SHORT EXERCISE ▸ Find all lines in the listing that include the word "this", then copy them.

Stored entries
============

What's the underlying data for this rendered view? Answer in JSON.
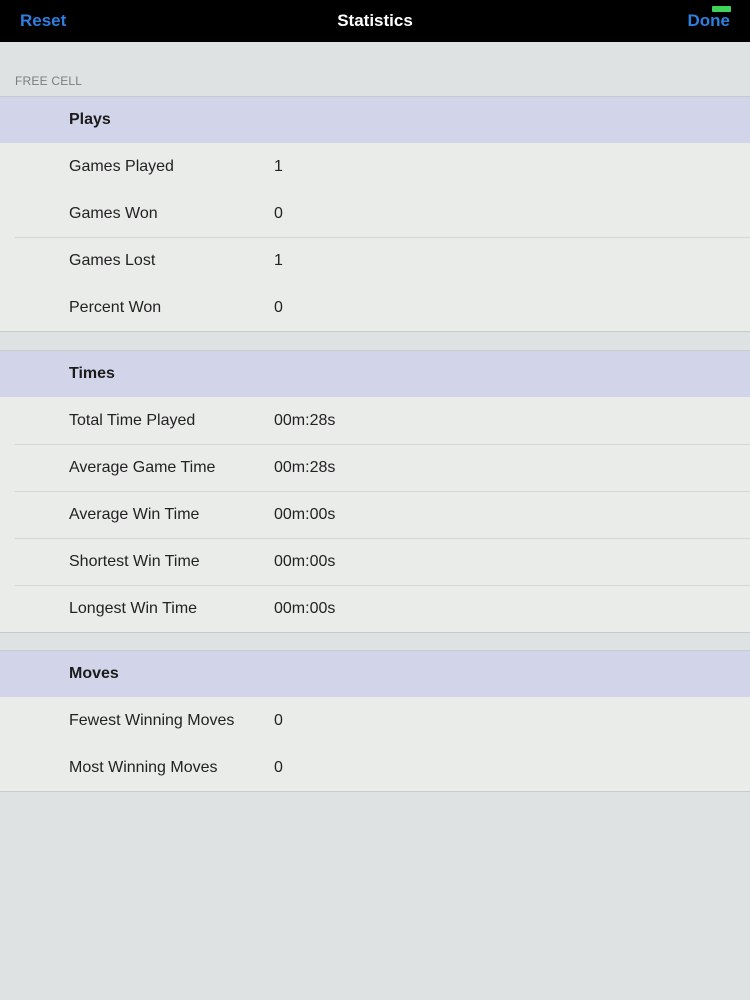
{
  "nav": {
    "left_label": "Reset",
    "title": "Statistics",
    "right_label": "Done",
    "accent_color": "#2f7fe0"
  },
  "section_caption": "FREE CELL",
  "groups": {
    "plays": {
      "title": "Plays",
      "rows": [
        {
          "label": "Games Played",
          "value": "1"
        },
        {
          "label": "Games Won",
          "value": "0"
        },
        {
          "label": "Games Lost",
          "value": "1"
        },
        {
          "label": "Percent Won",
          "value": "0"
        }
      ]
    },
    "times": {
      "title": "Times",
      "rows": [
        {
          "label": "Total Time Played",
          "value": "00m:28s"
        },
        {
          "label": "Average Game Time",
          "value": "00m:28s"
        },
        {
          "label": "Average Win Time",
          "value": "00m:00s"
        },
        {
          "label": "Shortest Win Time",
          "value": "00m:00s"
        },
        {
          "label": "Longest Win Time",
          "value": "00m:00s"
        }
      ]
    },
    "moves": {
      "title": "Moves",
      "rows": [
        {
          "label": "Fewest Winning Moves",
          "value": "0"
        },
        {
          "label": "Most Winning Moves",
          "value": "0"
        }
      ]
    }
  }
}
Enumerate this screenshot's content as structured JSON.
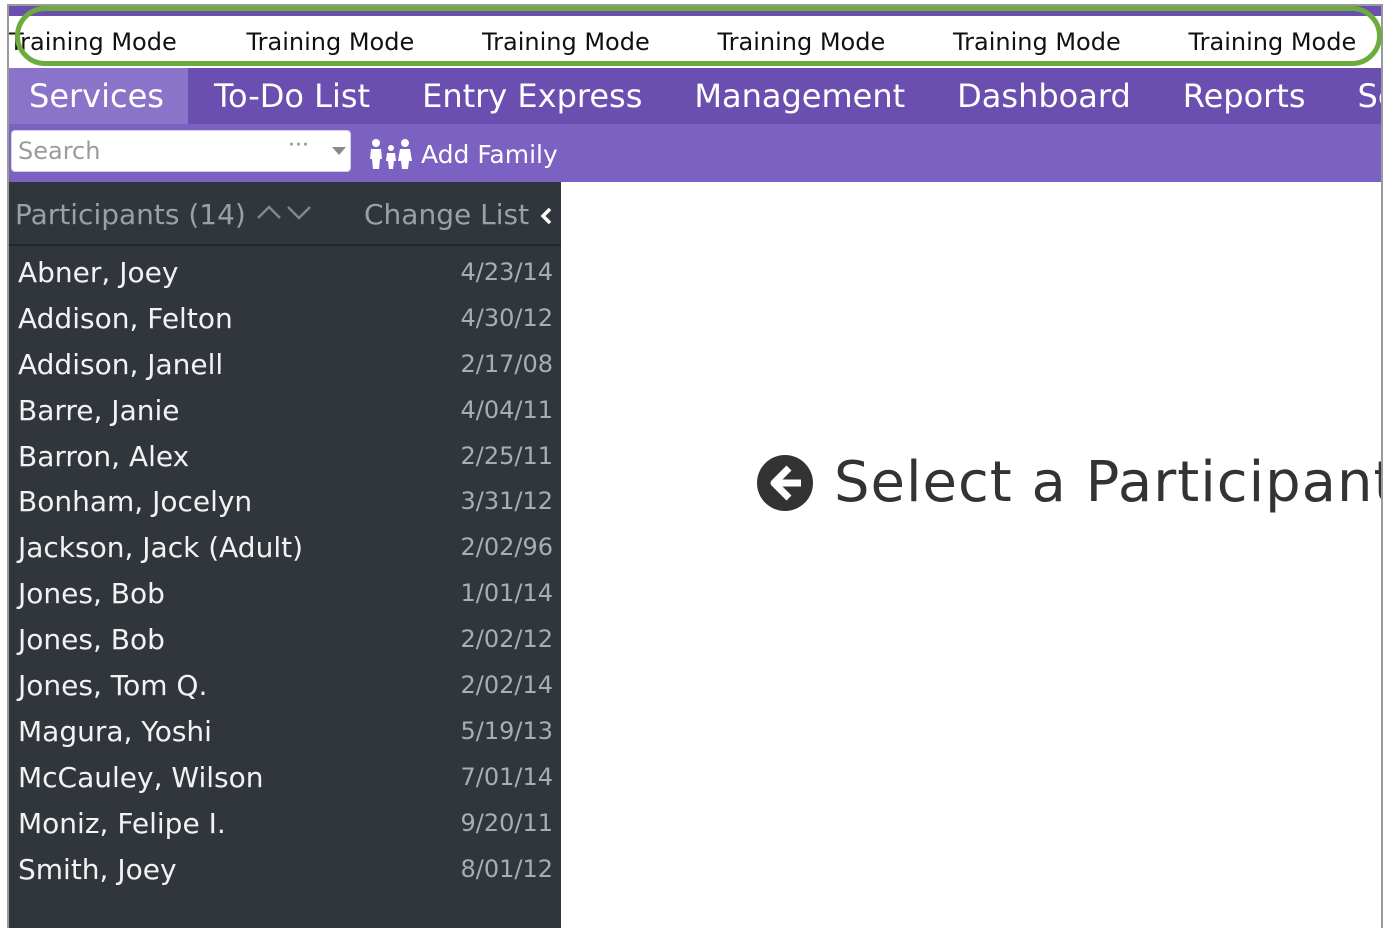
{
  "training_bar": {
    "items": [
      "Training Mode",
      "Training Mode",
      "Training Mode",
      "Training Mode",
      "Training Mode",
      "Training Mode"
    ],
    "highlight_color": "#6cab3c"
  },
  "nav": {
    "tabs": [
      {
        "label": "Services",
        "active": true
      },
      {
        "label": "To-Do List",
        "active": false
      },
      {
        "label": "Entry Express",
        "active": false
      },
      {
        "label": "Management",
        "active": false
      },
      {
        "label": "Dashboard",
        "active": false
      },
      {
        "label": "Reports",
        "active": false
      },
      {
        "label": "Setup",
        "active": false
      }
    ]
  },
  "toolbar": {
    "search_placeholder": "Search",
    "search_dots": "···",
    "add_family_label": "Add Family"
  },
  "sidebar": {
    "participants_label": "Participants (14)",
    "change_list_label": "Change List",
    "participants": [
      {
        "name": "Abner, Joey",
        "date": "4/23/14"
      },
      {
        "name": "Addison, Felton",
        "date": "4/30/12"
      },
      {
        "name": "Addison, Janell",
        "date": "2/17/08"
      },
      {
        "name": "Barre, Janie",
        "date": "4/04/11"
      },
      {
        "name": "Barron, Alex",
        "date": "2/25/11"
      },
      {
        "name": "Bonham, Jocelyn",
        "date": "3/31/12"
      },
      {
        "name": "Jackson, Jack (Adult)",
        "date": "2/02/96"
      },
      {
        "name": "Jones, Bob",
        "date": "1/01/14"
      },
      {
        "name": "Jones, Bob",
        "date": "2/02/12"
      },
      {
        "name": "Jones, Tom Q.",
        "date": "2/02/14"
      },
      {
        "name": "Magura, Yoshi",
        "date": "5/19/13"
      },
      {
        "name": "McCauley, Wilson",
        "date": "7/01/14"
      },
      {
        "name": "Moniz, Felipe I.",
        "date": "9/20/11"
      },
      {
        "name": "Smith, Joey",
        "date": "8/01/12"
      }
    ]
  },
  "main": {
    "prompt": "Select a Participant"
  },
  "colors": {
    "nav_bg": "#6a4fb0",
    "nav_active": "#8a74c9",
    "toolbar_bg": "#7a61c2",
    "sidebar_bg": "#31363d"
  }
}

============

COMPLETED TASK ▸
What's the underlying data for this rendered view? Answer in JSON.
Enumerate this screenshot's content as structured JSON.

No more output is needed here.